WHAT NEEDS TO BE DONE:
Please restate every record below word for word.
_ _ _
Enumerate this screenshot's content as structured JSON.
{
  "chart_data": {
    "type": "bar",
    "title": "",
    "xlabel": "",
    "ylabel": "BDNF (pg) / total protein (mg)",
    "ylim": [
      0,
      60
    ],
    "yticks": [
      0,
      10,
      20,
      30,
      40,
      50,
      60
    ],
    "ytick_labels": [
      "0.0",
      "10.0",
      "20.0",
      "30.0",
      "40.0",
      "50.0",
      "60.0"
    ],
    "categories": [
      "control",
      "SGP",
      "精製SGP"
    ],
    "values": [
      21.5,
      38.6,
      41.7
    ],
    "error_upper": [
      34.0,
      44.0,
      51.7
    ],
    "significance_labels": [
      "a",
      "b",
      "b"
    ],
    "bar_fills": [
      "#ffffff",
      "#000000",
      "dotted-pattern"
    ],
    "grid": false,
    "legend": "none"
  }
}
_ _ _
WORKED SOLUTION:
Enumerate this screenshot's content as structured JSON.
{
  "chart_data": {
    "type": "bar",
    "title": "",
    "xlabel": "",
    "ylabel": "BDNF (pg) / total protein (mg)",
    "ylim": [
      0,
      60
    ],
    "yticks": [
      0,
      10,
      20,
      30,
      40,
      50,
      60
    ],
    "ytick_labels": [
      "0.0",
      "10.0",
      "20.0",
      "30.0",
      "40.0",
      "50.0",
      "60.0"
    ],
    "categories": [
      "control",
      "SGP",
      "精製SGP"
    ],
    "values": [
      21.5,
      38.6,
      41.7
    ],
    "error_upper": [
      34.0,
      44.0,
      51.7
    ],
    "significance_labels": [
      "a",
      "b",
      "b"
    ],
    "bar_fills": [
      "#ffffff",
      "#000000",
      "dotted-pattern"
    ],
    "grid": false,
    "legend": "none"
  }
}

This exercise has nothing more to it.